## Written request 1
Copy everything in the records from the line containing "orange-circle-marker [224, 305, 237, 318]" down to the line containing "dash-marker [317, 131, 333, 137]", both of those lines included.

# USB still on after power turned off?



## Bondtana (Sep 5, 2010)

I have a...

GIGABYTE GA-MA770T-UD3P AM3 AMD 770 ATX AMD Motherboard

I am a music producer, so I have a whole bunch of hardware connected by USB.  When I power off my computer, everything I have hooked up to the computer is still on.  It is wayyyyy to much light for me to handle lol.

Is there any setting I could change so that the USB things plugged into my computer will turn off when I power off the computer?


----------



## johnb35 (Sep 5, 2010)

A lot of newer motherboards are like that.  The only thing you can do is turn off the power supply.


----------



## linkin (Sep 5, 2010)

I believe that gigabyte boards have a feature that keeps USB devices on, for charging mp3 players and other devices.

There should be an option to turn it off in the BIOS.


----------



## Hsv_Man (Sep 6, 2010)

Yeah i couldn't say Asus boards keep usb devices powered on at power off as i have not noticed it, although I have not tested this yet.


----------



## nwcafesurfer (Sep 11, 2010)

pickup one of these:

http://www.thinkgeek.com/computing/usb-gadgets/e2d2/


----------



## Charr (Sep 11, 2010)

I have a Gigabyte motherboard and it leaves a few USB's running, but most of them power off. The only things that stay powered are my MP3 Player's, and my phone. The idea behind it is to keep charging your USB device batteries, but power down everything else.

## Working data

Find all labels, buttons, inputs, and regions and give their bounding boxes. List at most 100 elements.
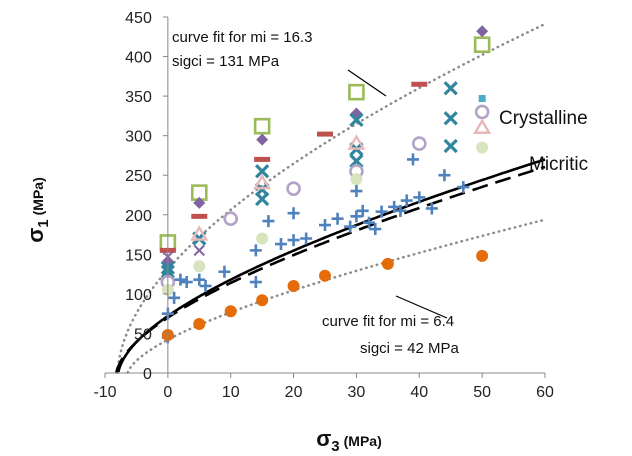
orange-circle-marker [224, 305, 237, 318]
diamond-marker [256, 133, 269, 146]
upper-fit-annotation-line2: sigci = 131 MPa [172, 53, 280, 70]
crystalline-curve-label: Crystalline [499, 108, 588, 129]
hollow-circle-marker [474, 104, 490, 120]
plus-marker [375, 205, 388, 218]
x-marker [349, 112, 364, 127]
dash-marker [191, 213, 208, 219]
x-axis-title: σ3 (MPa) [316, 426, 382, 455]
triangle-marker [190, 225, 209, 241]
y-tick-label: 50 [134, 326, 152, 343]
orange-circle-marker [256, 294, 269, 307]
upper-fit-annotation-line1: curve fit for mi = 16.3 [172, 29, 312, 46]
y-tick-label: 100 [125, 287, 152, 304]
plus-marker [300, 232, 313, 245]
triangle-marker [347, 134, 366, 150]
orange-circle-marker [476, 249, 489, 262]
hollow-square-marker [253, 117, 271, 135]
hollow-circle-marker [286, 181, 301, 196]
filled-circle-marker [350, 173, 363, 186]
micritic-curve [115, 165, 546, 373]
plus-marker [287, 234, 300, 247]
plus-marker [363, 216, 375, 229]
crystalline-curve [117, 158, 546, 373]
lower-fit-annotation: curve fit for mi = 6.4 sigci = 42 MPa [322, 295, 459, 357]
filled-circle-marker [193, 260, 206, 273]
x-tick-label: 0 [163, 384, 172, 401]
y-tick-label: 0 [143, 366, 152, 383]
y-axis-symbol: σ [23, 228, 48, 243]
x-marker [443, 81, 458, 96]
orange-circle-marker [193, 317, 206, 330]
plus-marker [249, 244, 262, 257]
x-marker [255, 191, 270, 207]
plus-marker [413, 191, 426, 204]
plus-marker [394, 204, 407, 217]
plus-marker [262, 215, 275, 228]
x-marker [443, 111, 458, 126]
x-tick-label: 40 [410, 384, 428, 401]
upper-fit-annotation: curve fit for mi = 16.3 sigci = 131 MPa [172, 29, 387, 97]
plus-marker [356, 204, 369, 217]
orange-circle-marker [319, 269, 331, 282]
x-tick-label: -10 [93, 384, 116, 401]
plus-marker [218, 265, 231, 278]
plus-marker [174, 273, 187, 286]
dash-marker [317, 131, 333, 137]
plus-marker [438, 169, 451, 182]
orange-circle-marker [287, 279, 300, 292]
x-marker [255, 164, 270, 179]
lower-fit-leader-line [395, 295, 448, 319]
y-tick-label: 250 [125, 168, 152, 185]
cross-marker [193, 244, 205, 257]
dash-marker [411, 81, 428, 87]
plus-marker [275, 238, 287, 251]
plus-marker [319, 219, 331, 232]
lower_fit-curve [126, 218, 547, 374]
y-tick-label: 300 [125, 129, 152, 146]
hollow-circle-marker [411, 136, 427, 151]
lower-fit-annotation-line1: curve fit for mi = 6.4 [322, 313, 454, 330]
plus-marker [350, 210, 363, 223]
plus-marker [388, 200, 401, 213]
y-axis-subscript: 1 [35, 219, 52, 227]
plus-marker [287, 207, 300, 220]
plus-marker [180, 276, 193, 289]
micritic-curve-label: Micritic [529, 154, 588, 175]
plus-marker [457, 181, 470, 194]
plus-marker [331, 212, 344, 225]
plus-marker [249, 276, 262, 289]
y-tick-label: 150 [125, 247, 152, 264]
y-tick-label: 450 [125, 10, 152, 27]
x-marker [443, 138, 458, 154]
plus-marker [350, 185, 363, 198]
y-tick-label: 200 [125, 208, 152, 225]
plus-marker [407, 153, 419, 166]
x-axis-unit: (MPa) [344, 433, 382, 449]
axes [104, 16, 546, 378]
plus-marker [369, 223, 382, 236]
small-square-marker [478, 94, 486, 102]
triangle-marker [473, 118, 492, 134]
diamond-marker [193, 196, 206, 209]
y-axis-unit: (MPa) [30, 177, 46, 215]
x-tick-label: 20 [285, 384, 303, 401]
hollow-circle-marker [223, 211, 239, 227]
orange-circle-marker [381, 257, 394, 270]
x-tick-label: 30 [348, 384, 366, 401]
x-tick-label: 60 [536, 384, 554, 401]
dash-marker [254, 156, 271, 162]
data-points [159, 25, 492, 344]
x-axis-symbol: σ [316, 426, 331, 451]
x-tick-label: 50 [473, 384, 491, 401]
filled-circle-marker [476, 141, 489, 154]
fit-curves [115, 22, 547, 375]
upper-fit-leader-line [347, 69, 387, 97]
diamond-marker [476, 25, 489, 38]
hollow-square-marker [348, 83, 365, 101]
x-tick-label: 10 [222, 384, 240, 401]
y-axis-title: σ1 (MPa) [23, 177, 52, 243]
hollow-square-marker [473, 36, 491, 53]
triangle-marker [253, 173, 272, 190]
plus-marker [199, 279, 212, 292]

## Written request 2
In the forum thread about USB devices staying on after shutdown, which devices does Charr say stay powered on a Gigabyte motherboard?

## Right answer 1
orange-circle-marker [224, 305, 237, 318]
diamond-marker [256, 133, 269, 146]
upper-fit-annotation-line2: sigci = 131 MPa [172, 53, 280, 70]
crystalline-curve-label: Crystalline [499, 108, 588, 129]
hollow-circle-marker [474, 104, 490, 120]
plus-marker [375, 205, 388, 218]
x-marker [349, 112, 364, 127]
dash-marker [191, 213, 208, 219]
x-axis-title: σ3 (MPa) [316, 426, 382, 455]
triangle-marker [190, 225, 209, 241]
y-tick-label: 50 [134, 326, 152, 343]
orange-circle-marker [256, 294, 269, 307]
upper-fit-annotation-line1: curve fit for mi = 16.3 [172, 29, 312, 46]
y-tick-label: 100 [125, 287, 152, 304]
plus-marker [300, 232, 313, 245]
triangle-marker [347, 134, 366, 150]
orange-circle-marker [476, 249, 489, 262]
hollow-square-marker [253, 117, 271, 135]
hollow-circle-marker [286, 181, 301, 196]
filled-circle-marker [350, 173, 363, 186]
micritic-curve [115, 165, 546, 373]
plus-marker [287, 234, 300, 247]
plus-marker [363, 216, 375, 229]
crystalline-curve [117, 158, 546, 373]
lower-fit-annotation: curve fit for mi = 6.4 sigci = 42 MPa [322, 295, 459, 357]
filled-circle-marker [193, 260, 206, 273]
x-tick-label: 0 [163, 384, 172, 401]
y-tick-label: 0 [143, 366, 152, 383]
y-axis-symbol: σ [23, 228, 48, 243]
x-marker [443, 81, 458, 96]
orange-circle-marker [193, 317, 206, 330]
plus-marker [249, 244, 262, 257]
x-marker [255, 191, 270, 207]
plus-marker [413, 191, 426, 204]
plus-marker [394, 204, 407, 217]
plus-marker [262, 215, 275, 228]
x-marker [443, 111, 458, 126]
x-tick-label: 40 [410, 384, 428, 401]
upper-fit-annotation: curve fit for mi = 16.3 sigci = 131 MPa [172, 29, 387, 97]
plus-marker [356, 204, 369, 217]
orange-circle-marker [319, 269, 331, 282]
x-tick-label: -10 [93, 384, 116, 401]
plus-marker [218, 265, 231, 278]
plus-marker [174, 273, 187, 286]
dash-marker [317, 131, 333, 137]

## Right answer 2
Charr's MP3 players and phone.